▶ [WORK INSTRUCTIONS]:
Pictures appear in the records below; write out everything else exactly.

▶ [MATERIAL]:
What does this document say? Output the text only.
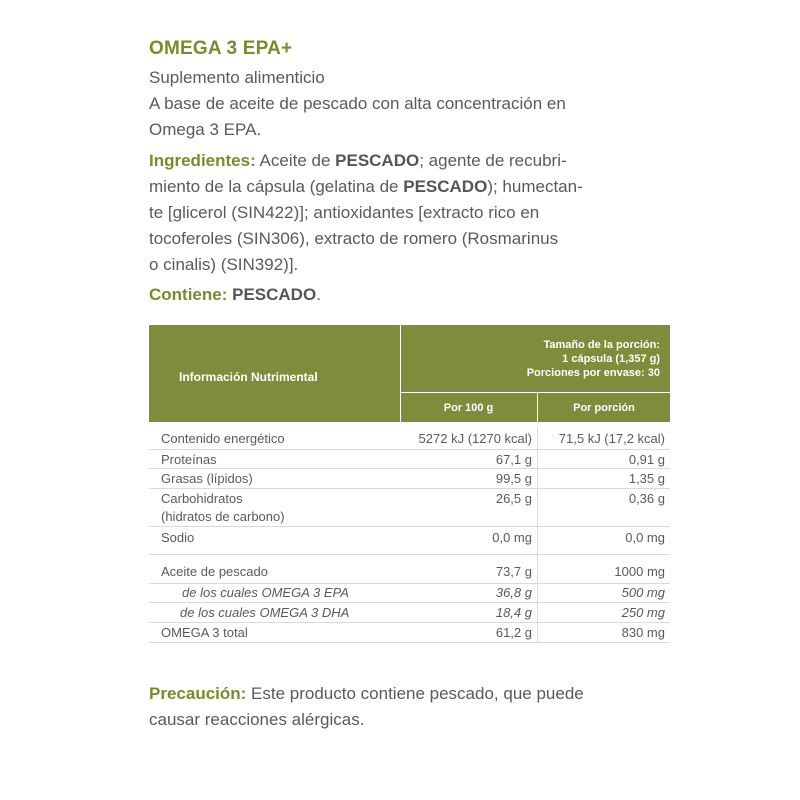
OMEGA 3 EPA+
Suplemento alimenticio
A base de aceite de pescado con alta concentración en
Omega 3 EPA.
Ingredientes: Aceite de PESCADO; agente de recubri-
miento de la cápsula (gelatina de PESCADO); humectan-
te [glicerol (SIN422)]; antioxidantes [extracto rico en
tocoferoles (SIN306), extracto de romero (Rosmarinus
o cinalis) (SIN392)].
Contiene: PESCADO.
Información Nutrimental
Tamaño de la porción:
1 cápsula (1,357 g)
Porciones por envase: 30
Por 100 g	Por porción
Contenido energético	5272 kJ (1270 kcal) 71,5 kJ (17,2 kcal)
Proteínas	67,1 g	0,91 g
Grasas (lípidos)	99,5 g	1,35 g
Carbohidratos
(hidratos de carbono)
26,5 g	0,36 g
Sodio	0,0 mg	0,0 mg
Aceite de pescado	73,7 g	1000 mg
de los cuales OMEGA 3 EPA	36,8 g	500 mg
de los cuales OMEGA 3 DHA	18,4 g	250 mg
OMEGA 3 total	61,2 g	830 mg
Precaución: Este producto contiene pescado, que puede
causar reacciones alérgicas.
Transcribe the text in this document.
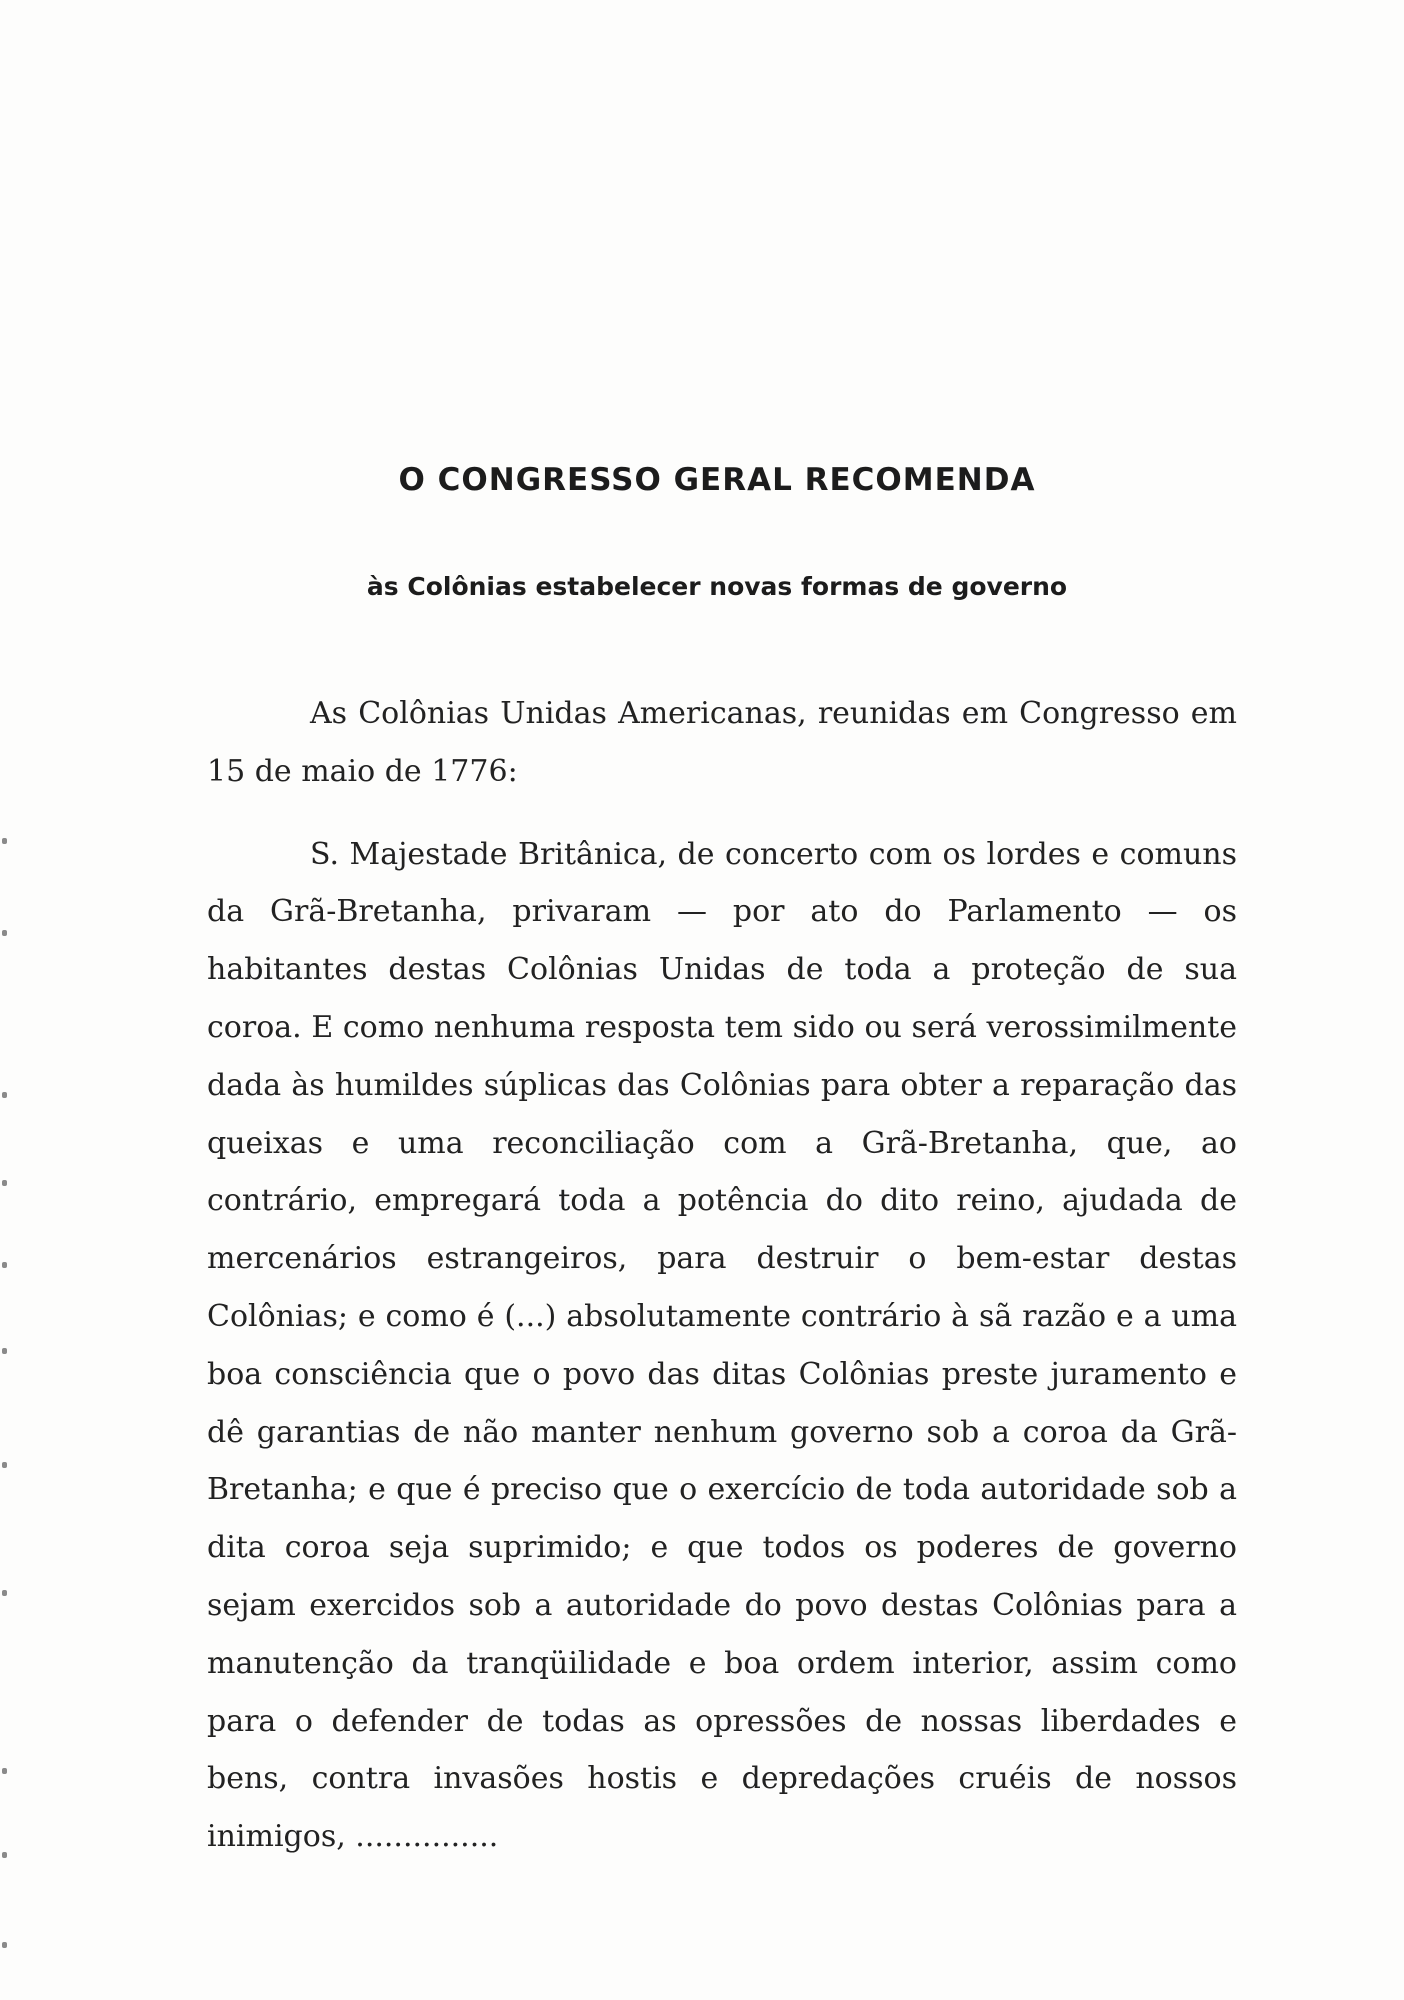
O CONGRESSO GERAL RECOMENDA
às Colônias estabelecer novas formas de governo

As Colônias Unidas Americanas, reunidas em Congresso em 15 de maio de 1776:

S. Majestade Britânica, de concerto com os lordes e comuns da Grã-Bretanha, privaram — por ato do Parlamento — os habitantes destas Colônias Unidas de toda a proteção de sua coroa. E como nenhuma resposta tem sido ou será verossimilmente dada às humildes súplicas das Colônias para obter a reparação das queixas e uma reconciliação com a Grã-Bretanha, que, ao contrário, empregará toda a potência do dito reino, ajudada de mercenários estrangeiros, para destruir o bem-estar destas Colônias; e como é (...) absolutamente contrário à sã razão e a uma boa consciência que o povo das ditas Colônias preste juramento e dê garantias de não manter nenhum governo sob a coroa da Grã-Bretanha; e que é preciso que o exercício de toda autoridade sob a dita coroa seja suprimido; e que todos os poderes de governo sejam exercidos sob a autoridade do povo destas Colônias para a manutenção da tranqüilidade e boa ordem interior, assim como para o defender de todas as opressões de nossas liberdades e bens, contra invasões hostis e depredações cruéis de nossos inimigos, ...............
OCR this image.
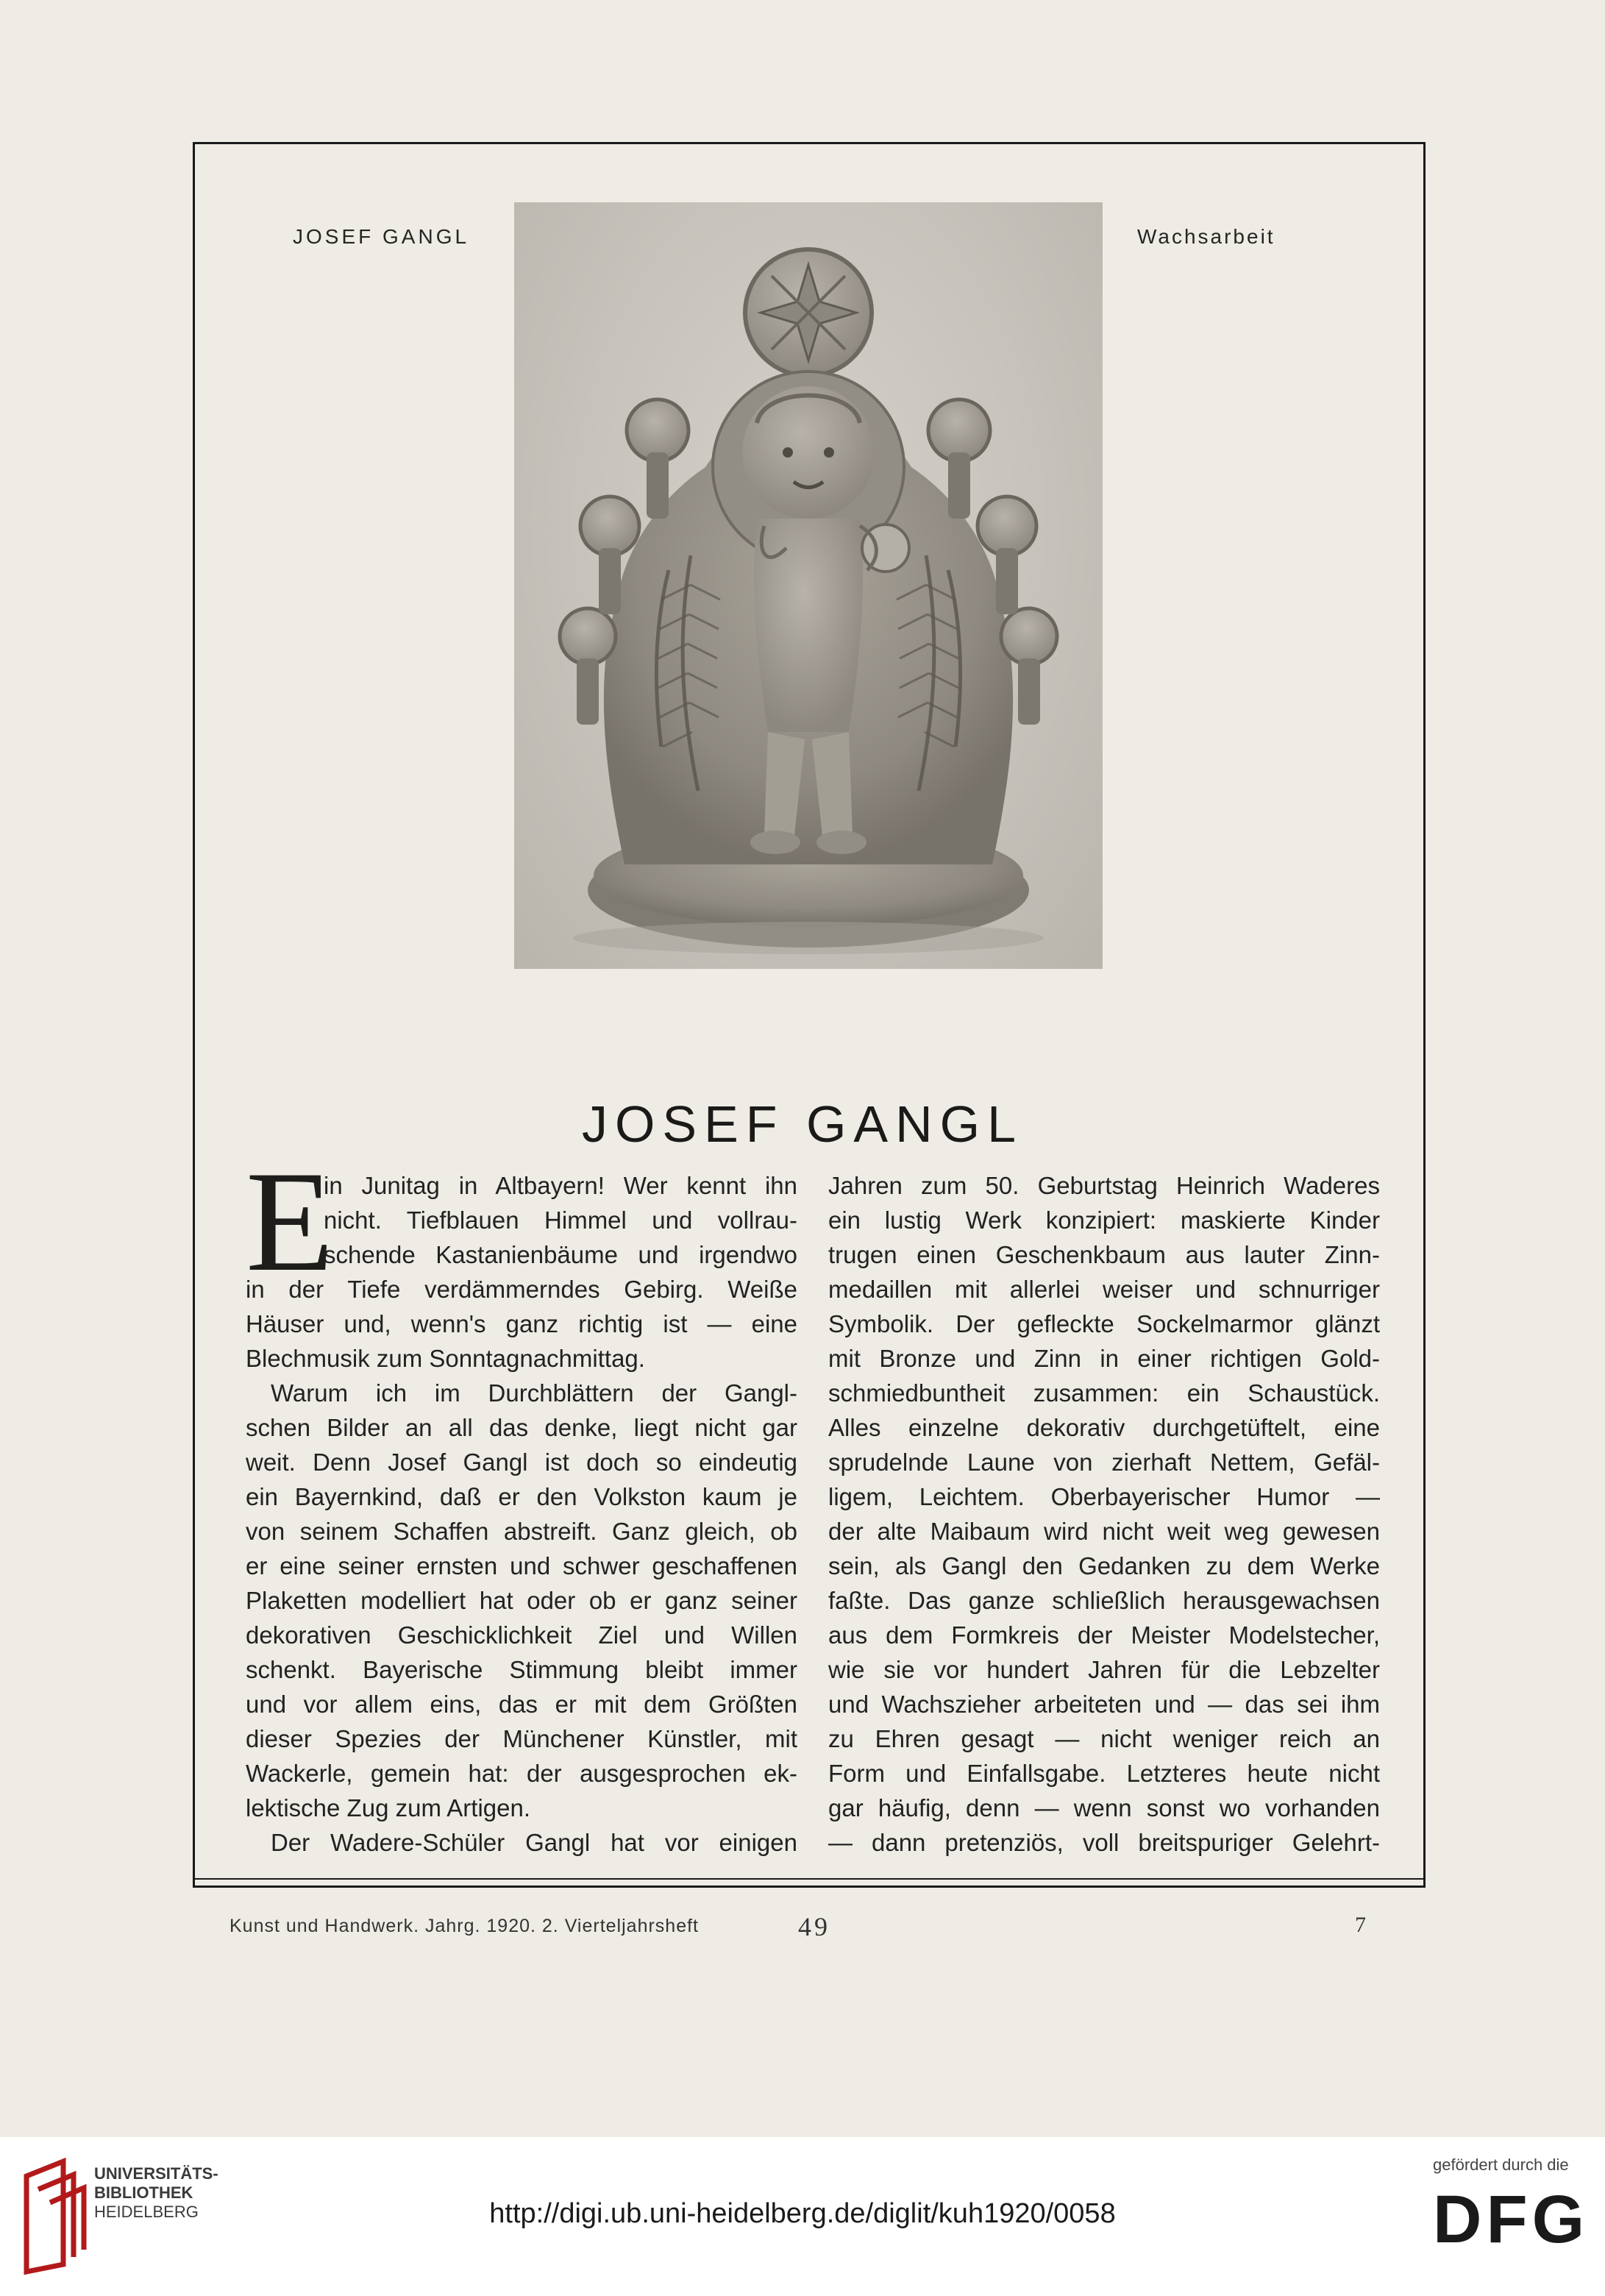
JOSEF GANGL	Wachsarbeit
JOSEF GANGL
E
in Junitag in Altbayern! Wer kennt ihn
nicht. Tiefblauen Himmel und vollrau-
schende Kastanienbäume und irgendwo
in der Tiefe verdämmerndes Gebirg. Weiße
Häuser und, wenn's ganz richtig ist — eine
Blechmusik zum Sonntagnachmittag.
Warum ich im Durchblättern der Gangl-
schen Bilder an all das denke, liegt nicht gar
weit. Denn Josef Gangl ist doch so eindeutig
ein Bayernkind, daß er den Volkston kaum je
von seinem Schaffen abstreift. Ganz gleich, ob
er eine seiner ernsten und schwer geschaffenen
Plaketten modelliert hat oder ob er ganz seiner
dekorativen Geschicklichkeit Ziel und Willen
schenkt. Bayerische Stimmung bleibt immer
und vor allem eins, das er mit dem Größten
dieser Spezies der Münchener Künstler, mit
Wackerle, gemein hat: der ausgesprochen ek-
lektische Zug zum Artigen.
Der Wadere-Schüler Gangl hat vor einigen
Jahren zum 50. Geburtstag Heinrich Waderes
ein lustig Werk konzipiert: maskierte Kinder
trugen einen Geschenkbaum aus lauter Zinn-
medaillen mit allerlei weiser und schnurriger
Symbolik. Der gefleckte Sockelmarmor glänzt
mit Bronze und Zinn in einer richtigen Gold-
schmiedbuntheit zusammen: ein Schaustück.
Alles einzelne dekorativ durchgetüftelt, eine
sprudelnde Laune von zierhaft Nettem, Gefäl-
ligem, Leichtem. Oberbayerischer Humor —
der alte Maibaum wird nicht weit weg gewesen
sein, als Gangl den Gedanken zu dem Werke
faßte. Das ganze schließlich herausgewachsen
aus dem Formkreis der Meister Modelstecher,
wie sie vor hundert Jahren für die Lebzelter
und Wachszieher arbeiteten und — das sei ihm
zu Ehren gesagt — nicht weniger reich an
Form und Einfallsgabe. Letzteres heute nicht
gar häufig, denn — wenn sonst wo vorhanden
— dann pretenziös, voll breitspuriger Gelehrt-
Kunst und Handwerk. Jahrg. 1920. 2. Vierteljahrsheft	49	7
UNIVERSITÄTS-
BIBLIOTHEK
HEIDELBERG	http://digi.ub.uni-heidelberg.de/diglit/kuh1920/0058
gefördert durch die
DFG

▶ [RESULT OF THIS EXERCISE]:
What does this document say? Output the text only.
OMEGA 3 EPA+
Suplemento alimenticio
A base de aceite de pescado con alta concentración en
Omega 3 EPA.
Ingredientes: Aceite de PESCADO; agente de recubri-
miento de la cápsula (gelatina de PESCADO); humectan-
te [glicerol (SIN422)]; antioxidantes [extracto rico en
tocoferoles (SIN306), extracto de romero (Rosmarinus
o cinalis) (SIN392)].
Contiene: PESCADO.
Información Nutrimental
Tamaño de la porción:
1 cápsula (1,357 g)
Porciones por envase: 30
Por 100 g	Por porción
Contenido energético	5272 kJ (1270 kcal) 71,5 kJ (17,2 kcal)
Proteínas	67,1 g	0,91 g
Grasas (lípidos)	99,5 g	1,35 g
Carbohidratos
(hidratos de carbono)
26,5 g	0,36 g
Sodio	0,0 mg	0,0 mg
Aceite de pescado	73,7 g	1000 mg
de los cuales OMEGA 3 EPA	36,8 g	500 mg
de los cuales OMEGA 3 DHA	18,4 g	250 mg
OMEGA 3 total	61,2 g	830 mg
Precaución: Este producto contiene pescado, que puede
causar reacciones alérgicas.
Transcribe the text in this document.
O CONGRESSO GERAL RECOMENDA
às Colônias estabelecer novas formas de governo

As Colônias Unidas Americanas, reunidas em Congresso em 15 de maio de 1776:

S. Majestade Britânica, de concerto com os lordes e comuns da Grã-Bretanha, privaram — por ato do Parlamento — os habitantes destas Colônias Unidas de toda a proteção de sua coroa. E como nenhuma resposta tem sido ou será verossimilmente dada às humildes súplicas das Colônias para obter a reparação das queixas e uma reconciliação com a Grã-Bretanha, que, ao contrário, empregará toda a potência do dito reino, ajudada de mercenários estrangeiros, para destruir o bem-estar destas Colônias; e como é (...) absolutamente contrário à sã razão e a uma boa consciência que o povo das ditas Colônias preste juramento e dê garantias de não manter nenhum governo sob a coroa da Grã-Bretanha; e que é preciso que o exercício de toda autoridade sob a dita coroa seja suprimido; e que todos os poderes de governo sejam exercidos sob a autoridade do povo destas Colônias para a manutenção da tranqüilidade e boa ordem interior, assim como para o defender de todas as opressões de nossas liberdades e bens, contra invasões hostis e depredações cruéis de nossos inimigos, ...............
OCR this image.
JOSEF GANGL	Wachsarbeit
JOSEF GANGL
E
in Junitag in Altbayern! Wer kennt ihn
nicht. Tiefblauen Himmel und vollrau-
schende Kastanienbäume und irgendwo
in der Tiefe verdämmerndes Gebirg. Weiße
Häuser und, wenn's ganz richtig ist — eine
Blechmusik zum Sonntagnachmittag.
Warum ich im Durchblättern der Gangl-
schen Bilder an all das denke, liegt nicht gar
weit. Denn Josef Gangl ist doch so eindeutig
ein Bayernkind, daß er den Volkston kaum je
von seinem Schaffen abstreift. Ganz gleich, ob
er eine seiner ernsten und schwer geschaffenen
Plaketten modelliert hat oder ob er ganz seiner
dekorativen Geschicklichkeit Ziel und Willen
schenkt. Bayerische Stimmung bleibt immer
und vor allem eins, das er mit dem Größten
dieser Spezies der Münchener Künstler, mit
Wackerle, gemein hat: der ausgesprochen ek-
lektische Zug zum Artigen.
Der Wadere-Schüler Gangl hat vor einigen
Jahren zum 50. Geburtstag Heinrich Waderes
ein lustig Werk konzipiert: maskierte Kinder
trugen einen Geschenkbaum aus lauter Zinn-
medaillen mit allerlei weiser und schnurriger
Symbolik. Der gefleckte Sockelmarmor glänzt
mit Bronze und Zinn in einer richtigen Gold-
schmiedbuntheit zusammen: ein Schaustück.
Alles einzelne dekorativ durchgetüftelt, eine
sprudelnde Laune von zierhaft Nettem, Gefäl-
ligem, Leichtem. Oberbayerischer Humor —
der alte Maibaum wird nicht weit weg gewesen
sein, als Gangl den Gedanken zu dem Werke
faßte. Das ganze schließlich herausgewachsen
aus dem Formkreis der Meister Modelstecher,
wie sie vor hundert Jahren für die Lebzelter
und Wachszieher arbeiteten und — das sei ihm
zu Ehren gesagt — nicht weniger reich an
Form und Einfallsgabe. Letzteres heute nicht
gar häufig, denn — wenn sonst wo vorhanden
— dann pretenziös, voll breitspuriger Gelehrt-
Kunst und Handwerk. Jahrg. 1920. 2. Vierteljahrsheft	49	7
UNIVERSITÄTS-
BIBLIOTHEK
HEIDELBERG	http://digi.ub.uni-heidelberg.de/diglit/kuh1920/0058
gefördert durch die
DFG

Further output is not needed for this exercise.